[Dataset records]
○ ○ ○ ○

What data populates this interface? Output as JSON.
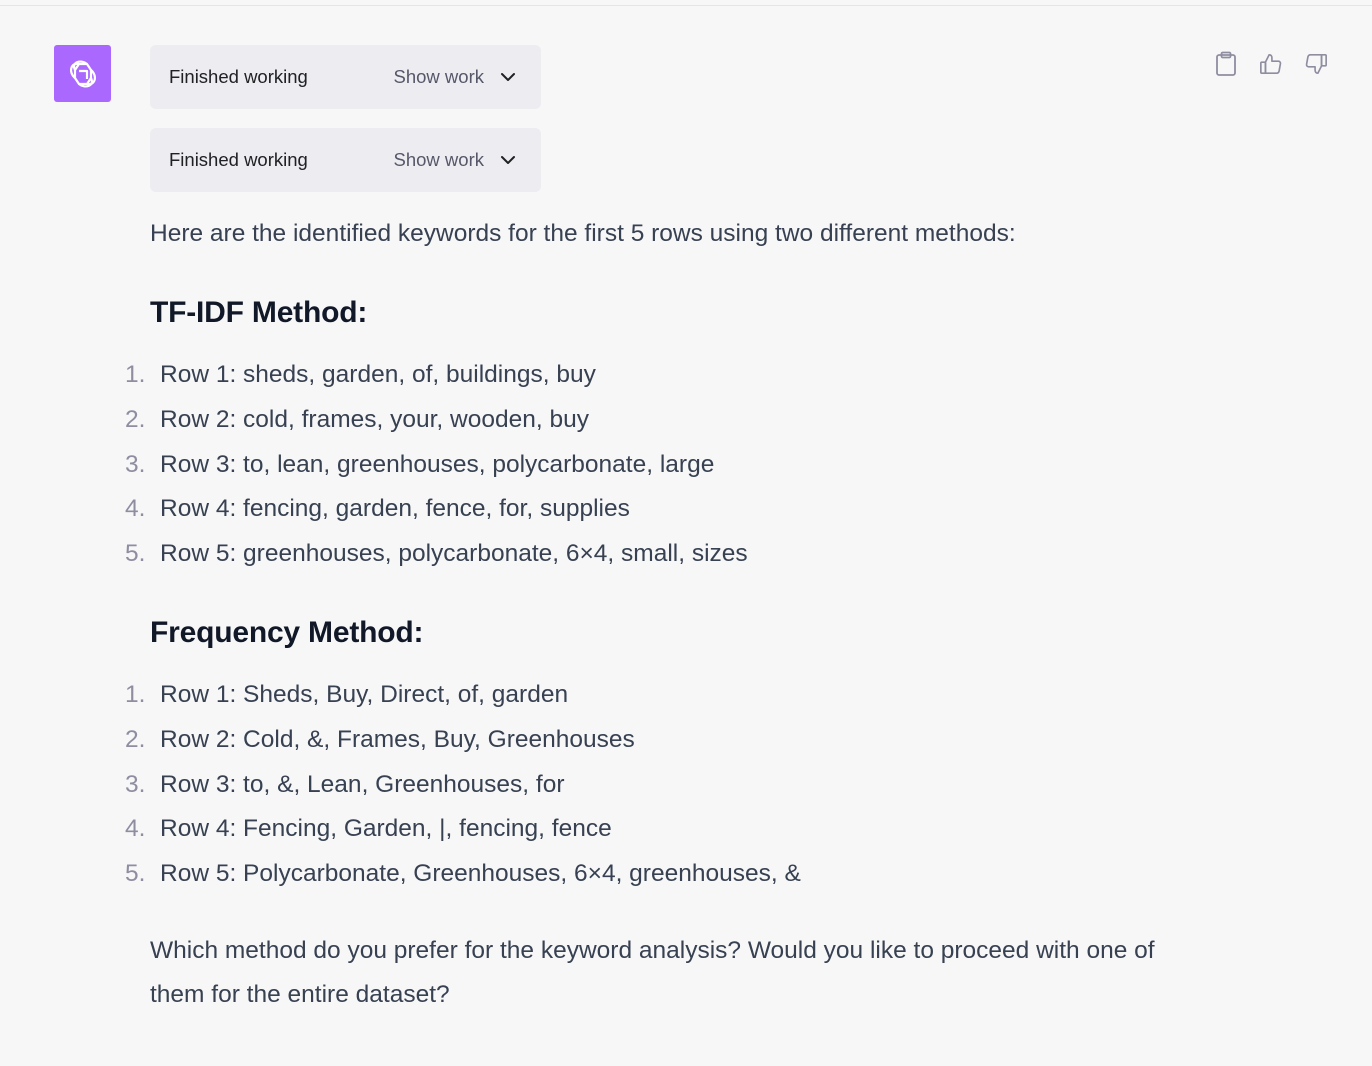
{
  "colors": {
    "avatar_bg": "#ab68ff",
    "page_bg": "#f7f7f8",
    "work_box_bg": "#ececf1"
  },
  "avatar": {
    "icon": "openai-logo-icon"
  },
  "work_boxes": [
    {
      "status": "Finished working",
      "toggle_label": "Show work",
      "icon": "chevron-down-icon"
    },
    {
      "status": "Finished working",
      "toggle_label": "Show work",
      "icon": "chevron-down-icon"
    }
  ],
  "actions": {
    "copy_icon": "clipboard-icon",
    "like_icon": "thumbs-up-icon",
    "dislike_icon": "thumbs-down-icon"
  },
  "message": {
    "intro": "Here are the identified keywords for the first 5 rows using two different methods:",
    "sections": [
      {
        "heading": "TF-IDF Method:",
        "items": [
          {
            "num": "1.",
            "text": "Row 1: sheds, garden, of, buildings, buy"
          },
          {
            "num": "2.",
            "text": "Row 2: cold, frames, your, wooden, buy"
          },
          {
            "num": "3.",
            "text": "Row 3: to, lean, greenhouses, polycarbonate, large"
          },
          {
            "num": "4.",
            "text": "Row 4: fencing, garden, fence, for, supplies"
          },
          {
            "num": "5.",
            "text": "Row 5: greenhouses, polycarbonate, 6×4, small, sizes"
          }
        ]
      },
      {
        "heading": "Frequency Method:",
        "items": [
          {
            "num": "1.",
            "text": "Row 1: Sheds, Buy, Direct, of, garden"
          },
          {
            "num": "2.",
            "text": "Row 2: Cold, &, Frames, Buy, Greenhouses"
          },
          {
            "num": "3.",
            "text": "Row 3: to, &, Lean, Greenhouses, for"
          },
          {
            "num": "4.",
            "text": "Row 4: Fencing, Garden, |, fencing, fence"
          },
          {
            "num": "5.",
            "text": "Row 5: Polycarbonate, Greenhouses, 6×4, greenhouses, &"
          }
        ]
      }
    ],
    "closing_line_1": "Which method do you prefer for the keyword analysis? Would you like to proceed with one of",
    "closing_line_2": "them for the entire dataset?"
  }
}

○ ○ ○ ○

AIM> Replicate the material above verbatim; images stay out of the copy.

OUTPUT FOR THIS EXERCISE>
What data populates this interface? Output as JSON.
{
  "colors": {
    "avatar_bg": "#ab68ff",
    "page_bg": "#f7f7f8",
    "work_box_bg": "#ececf1"
  },
  "avatar": {
    "icon": "openai-logo-icon"
  },
  "work_boxes": [
    {
      "status": "Finished working",
      "toggle_label": "Show work",
      "icon": "chevron-down-icon"
    },
    {
      "status": "Finished working",
      "toggle_label": "Show work",
      "icon": "chevron-down-icon"
    }
  ],
  "actions": {
    "copy_icon": "clipboard-icon",
    "like_icon": "thumbs-up-icon",
    "dislike_icon": "thumbs-down-icon"
  },
  "message": {
    "intro": "Here are the identified keywords for the first 5 rows using two different methods:",
    "sections": [
      {
        "heading": "TF-IDF Method:",
        "items": [
          {
            "num": "1.",
            "text": "Row 1: sheds, garden, of, buildings, buy"
          },
          {
            "num": "2.",
            "text": "Row 2: cold, frames, your, wooden, buy"
          },
          {
            "num": "3.",
            "text": "Row 3: to, lean, greenhouses, polycarbonate, large"
          },
          {
            "num": "4.",
            "text": "Row 4: fencing, garden, fence, for, supplies"
          },
          {
            "num": "5.",
            "text": "Row 5: greenhouses, polycarbonate, 6×4, small, sizes"
          }
        ]
      },
      {
        "heading": "Frequency Method:",
        "items": [
          {
            "num": "1.",
            "text": "Row 1: Sheds, Buy, Direct, of, garden"
          },
          {
            "num": "2.",
            "text": "Row 2: Cold, &, Frames, Buy, Greenhouses"
          },
          {
            "num": "3.",
            "text": "Row 3: to, &, Lean, Greenhouses, for"
          },
          {
            "num": "4.",
            "text": "Row 4: Fencing, Garden, |, fencing, fence"
          },
          {
            "num": "5.",
            "text": "Row 5: Polycarbonate, Greenhouses, 6×4, greenhouses, &"
          }
        ]
      }
    ],
    "closing_line_1": "Which method do you prefer for the keyword analysis? Would you like to proceed with one of",
    "closing_line_2": "them for the entire dataset?"
  }
}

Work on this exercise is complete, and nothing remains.